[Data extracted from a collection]
═══

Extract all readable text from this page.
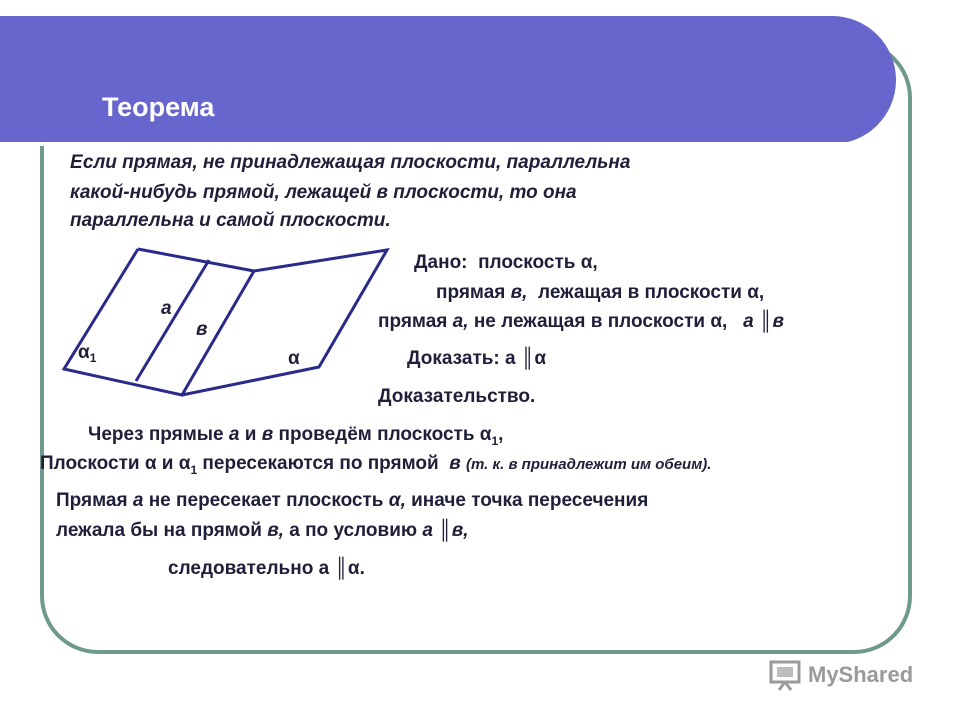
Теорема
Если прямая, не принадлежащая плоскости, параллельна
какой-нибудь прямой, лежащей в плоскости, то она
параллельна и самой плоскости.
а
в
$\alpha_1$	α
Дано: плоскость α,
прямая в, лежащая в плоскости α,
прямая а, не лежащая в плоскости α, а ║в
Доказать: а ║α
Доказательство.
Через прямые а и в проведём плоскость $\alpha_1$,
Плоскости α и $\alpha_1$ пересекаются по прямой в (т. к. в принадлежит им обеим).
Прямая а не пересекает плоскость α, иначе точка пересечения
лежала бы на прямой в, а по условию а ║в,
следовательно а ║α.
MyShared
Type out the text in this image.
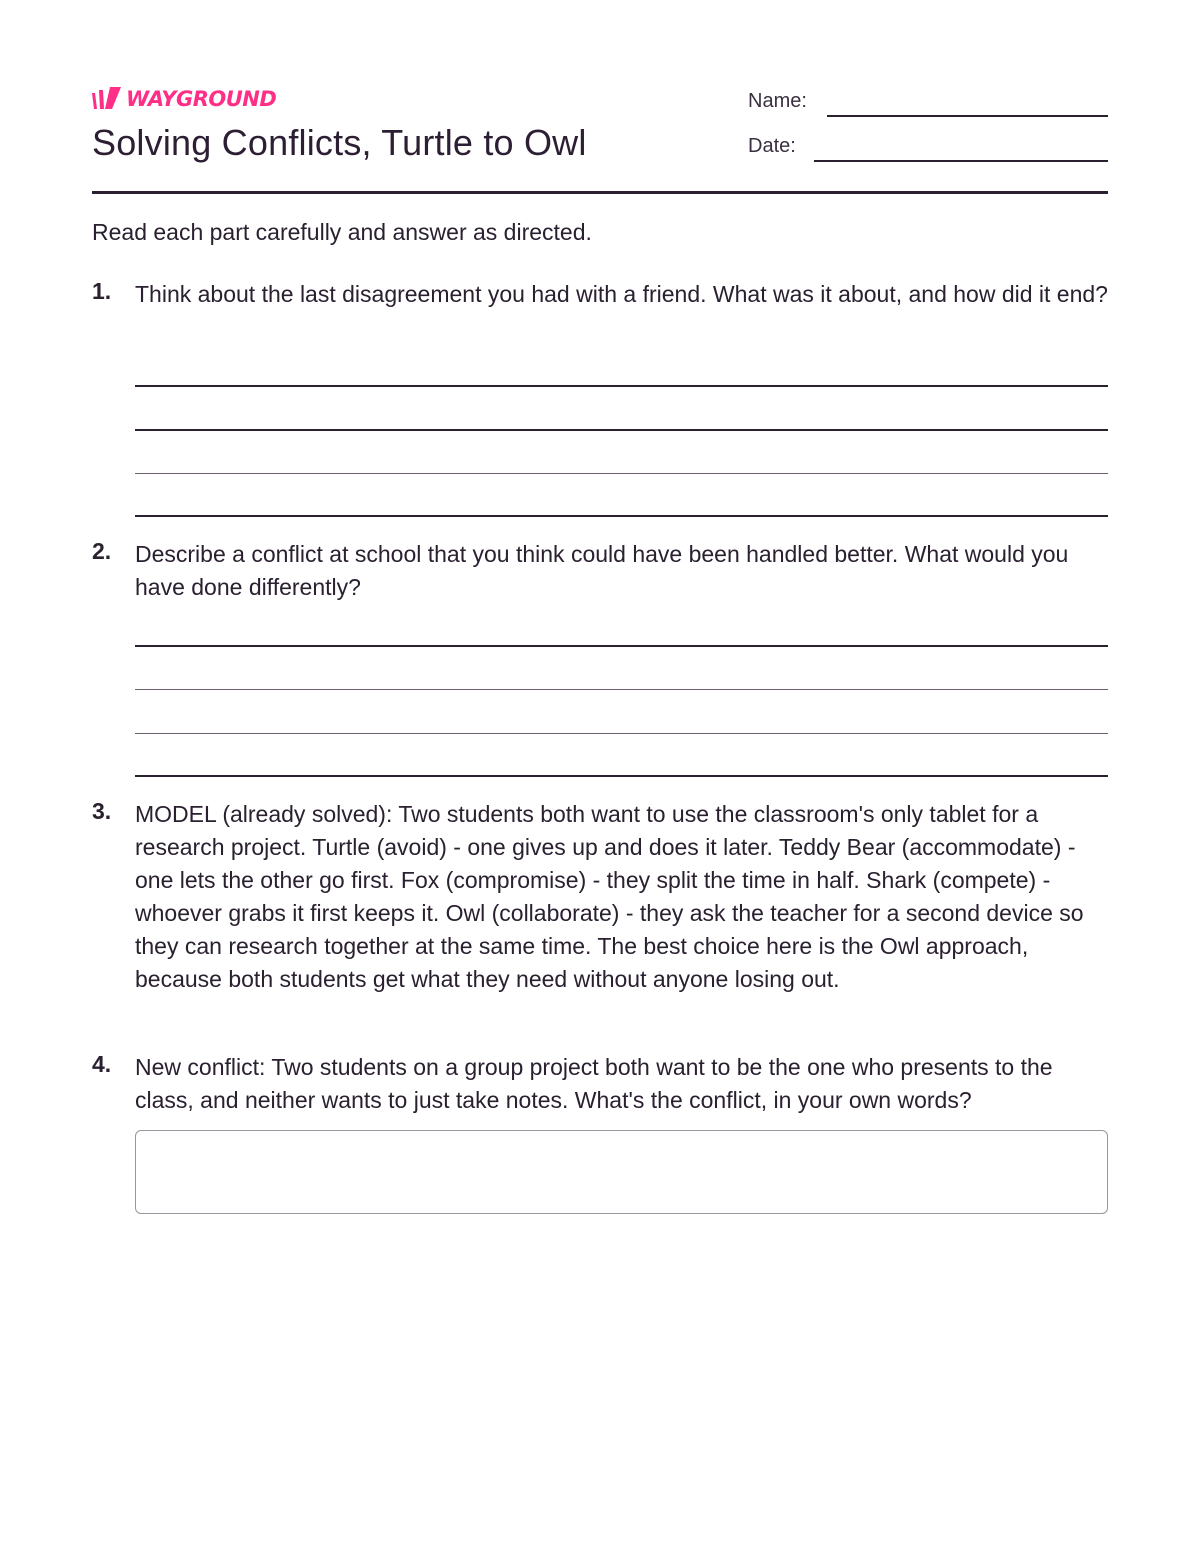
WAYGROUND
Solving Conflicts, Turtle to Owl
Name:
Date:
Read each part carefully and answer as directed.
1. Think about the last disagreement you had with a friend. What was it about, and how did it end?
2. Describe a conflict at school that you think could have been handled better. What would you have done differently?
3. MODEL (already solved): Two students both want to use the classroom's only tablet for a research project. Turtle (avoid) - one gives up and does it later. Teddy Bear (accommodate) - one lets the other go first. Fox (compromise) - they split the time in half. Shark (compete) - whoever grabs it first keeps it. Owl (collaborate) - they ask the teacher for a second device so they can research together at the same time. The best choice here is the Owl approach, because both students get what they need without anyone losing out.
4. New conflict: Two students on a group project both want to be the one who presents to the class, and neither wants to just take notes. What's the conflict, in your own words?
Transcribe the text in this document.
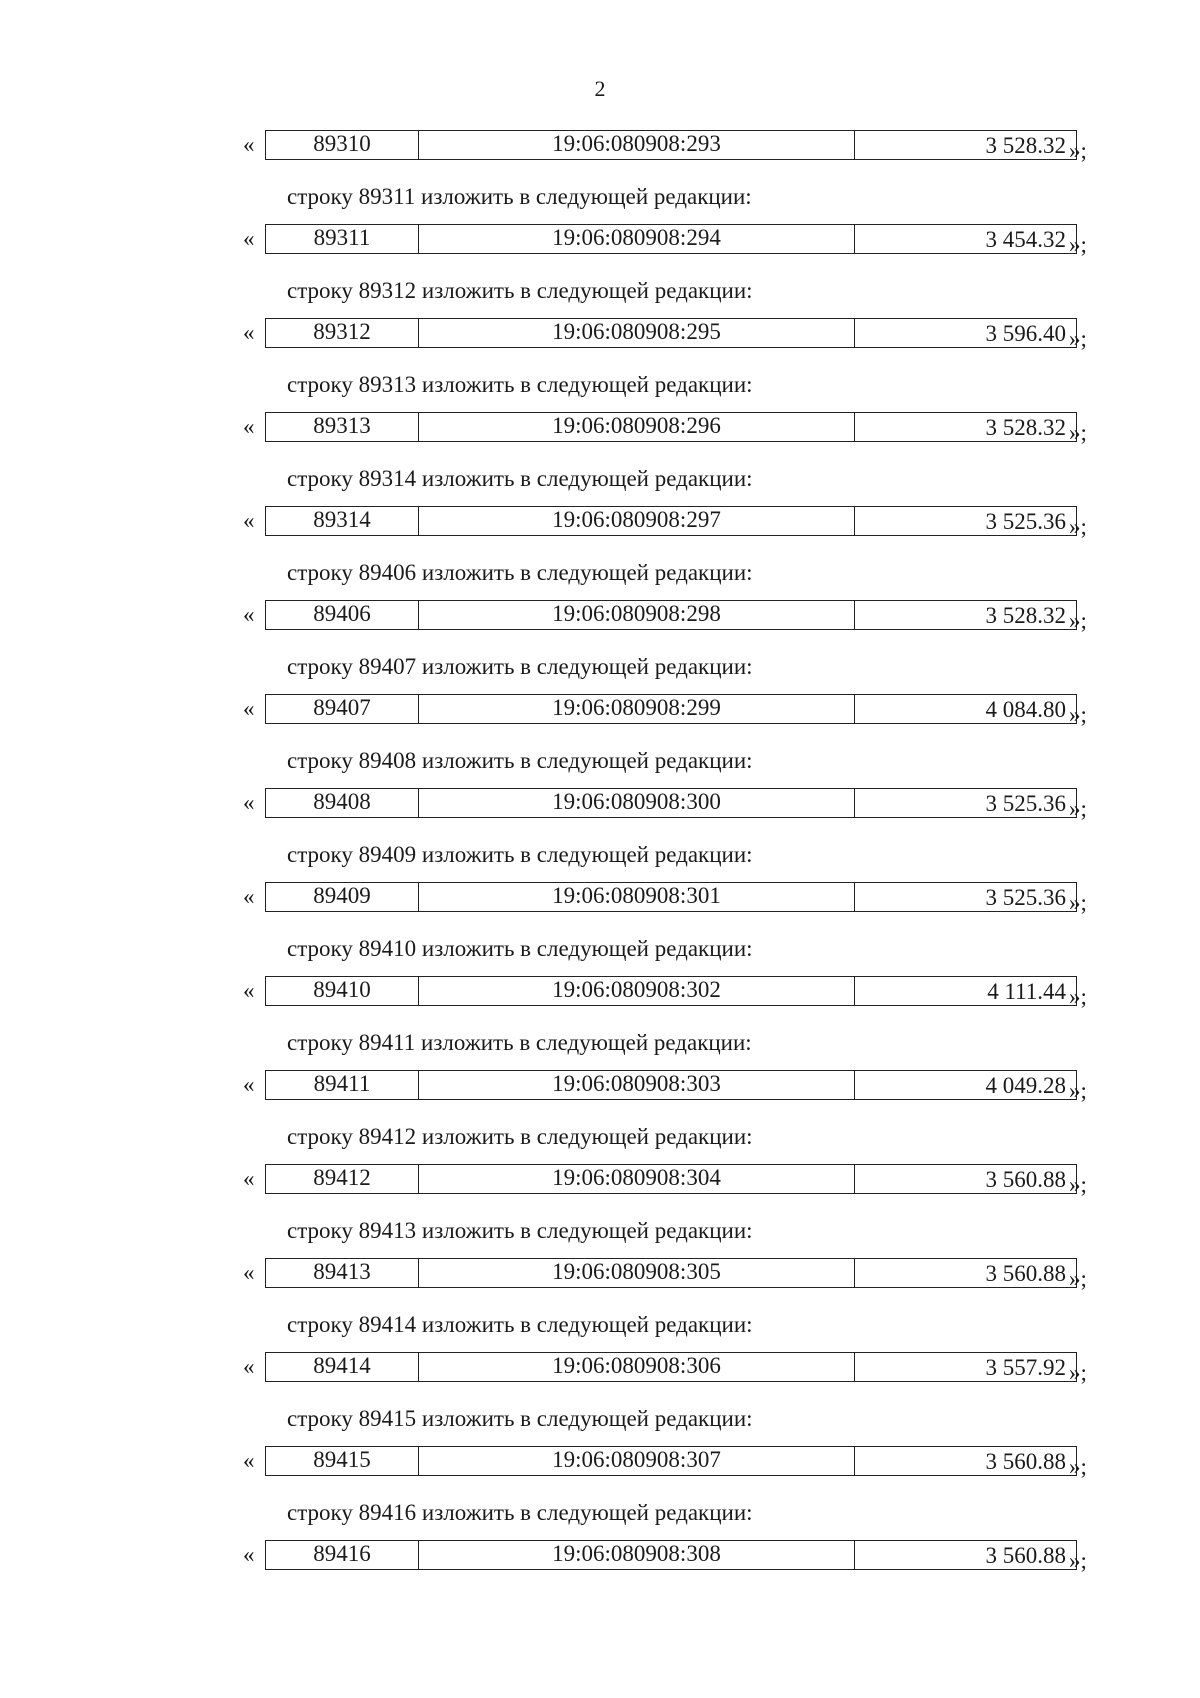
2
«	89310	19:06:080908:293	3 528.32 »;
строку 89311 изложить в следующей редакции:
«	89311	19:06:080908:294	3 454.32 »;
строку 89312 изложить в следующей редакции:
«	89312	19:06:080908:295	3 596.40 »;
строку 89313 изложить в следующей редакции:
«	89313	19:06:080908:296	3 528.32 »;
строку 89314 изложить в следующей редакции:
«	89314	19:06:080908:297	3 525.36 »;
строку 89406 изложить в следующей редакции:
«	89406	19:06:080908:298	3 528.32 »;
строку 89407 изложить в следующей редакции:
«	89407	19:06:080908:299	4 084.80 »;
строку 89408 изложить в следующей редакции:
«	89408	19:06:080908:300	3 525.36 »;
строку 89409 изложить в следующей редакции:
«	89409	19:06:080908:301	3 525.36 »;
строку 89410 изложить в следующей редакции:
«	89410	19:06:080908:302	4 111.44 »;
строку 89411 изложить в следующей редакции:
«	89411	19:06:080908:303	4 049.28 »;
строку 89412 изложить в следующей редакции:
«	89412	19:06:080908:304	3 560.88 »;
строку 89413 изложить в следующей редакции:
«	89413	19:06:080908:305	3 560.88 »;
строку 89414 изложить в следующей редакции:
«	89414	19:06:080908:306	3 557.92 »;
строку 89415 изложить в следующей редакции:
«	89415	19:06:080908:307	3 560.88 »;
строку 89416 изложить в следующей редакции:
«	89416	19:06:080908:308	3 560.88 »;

═══

### Stated task
Copy each line exactly, and leave the pictures out of your copy.

### Solution to this task
Extract all readable text from this page.
Теорема
Если прямая, не принадлежащая плоскости, параллельна
какой-нибудь прямой, лежащей в плоскости, то она
параллельна и самой плоскости.
а
в
$\alpha_1$	α
Дано: плоскость α,
прямая в, лежащая в плоскости α,
прямая а, не лежащая в плоскости α, а ║в
Доказать: а ║α
Доказательство.
Через прямые а и в проведём плоскость $\alpha_1$,
Плоскости α и $\alpha_1$ пересекаются по прямой в (т. к. в принадлежит им обеим).
Прямая а не пересекает плоскость α, иначе точка пересечения
лежала бы на прямой в, а по условию а ║в,
следовательно а ║α.
MyShared
Type out the text in this image.
WAYGROUND
Solving Conflicts, Turtle to Owl
Name:
Date:
Read each part carefully and answer as directed.
1. Think about the last disagreement you had with a friend. What was it about, and how did it end?
2. Describe a conflict at school that you think could have been handled better. What would you have done differently?
3. MODEL (already solved): Two students both want to use the classroom's only tablet for a research project. Turtle (avoid) - one gives up and does it later. Teddy Bear (accommodate) - one lets the other go first. Fox (compromise) - they split the time in half. Shark (compete) - whoever grabs it first keeps it. Owl (collaborate) - they ask the teacher for a second device so they can research together at the same time. The best choice here is the Owl approach, because both students get what they need without anyone losing out.
4. New conflict: Two students on a group project both want to be the one who presents to the class, and neither wants to just take notes. What's the conflict, in your own words?
Transcribe the text in this document.
2
«	89310	19:06:080908:293	3 528.32 »;
строку 89311 изложить в следующей редакции:
«	89311	19:06:080908:294	3 454.32 »;
строку 89312 изложить в следующей редакции:
«	89312	19:06:080908:295	3 596.40 »;
строку 89313 изложить в следующей редакции:
«	89313	19:06:080908:296	3 528.32 »;
строку 89314 изложить в следующей редакции:
«	89314	19:06:080908:297	3 525.36 »;
строку 89406 изложить в следующей редакции:
«	89406	19:06:080908:298	3 528.32 »;
строку 89407 изложить в следующей редакции:
«	89407	19:06:080908:299	4 084.80 »;
строку 89408 изложить в следующей редакции:
«	89408	19:06:080908:300	3 525.36 »;
строку 89409 изложить в следующей редакции:
«	89409	19:06:080908:301	3 525.36 »;
строку 89410 изложить в следующей редакции:
«	89410	19:06:080908:302	4 111.44 »;
строку 89411 изложить в следующей редакции:
«	89411	19:06:080908:303	4 049.28 »;
строку 89412 изложить в следующей редакции:
«	89412	19:06:080908:304	3 560.88 »;
строку 89413 изложить в следующей редакции:
«	89413	19:06:080908:305	3 560.88 »;
строку 89414 изложить в следующей редакции:
«	89414	19:06:080908:306	3 557.92 »;
строку 89415 изложить в следующей редакции:
«	89415	19:06:080908:307	3 560.88 »;
строку 89416 изложить в следующей редакции:
«	89416	19:06:080908:308	3 560.88 »;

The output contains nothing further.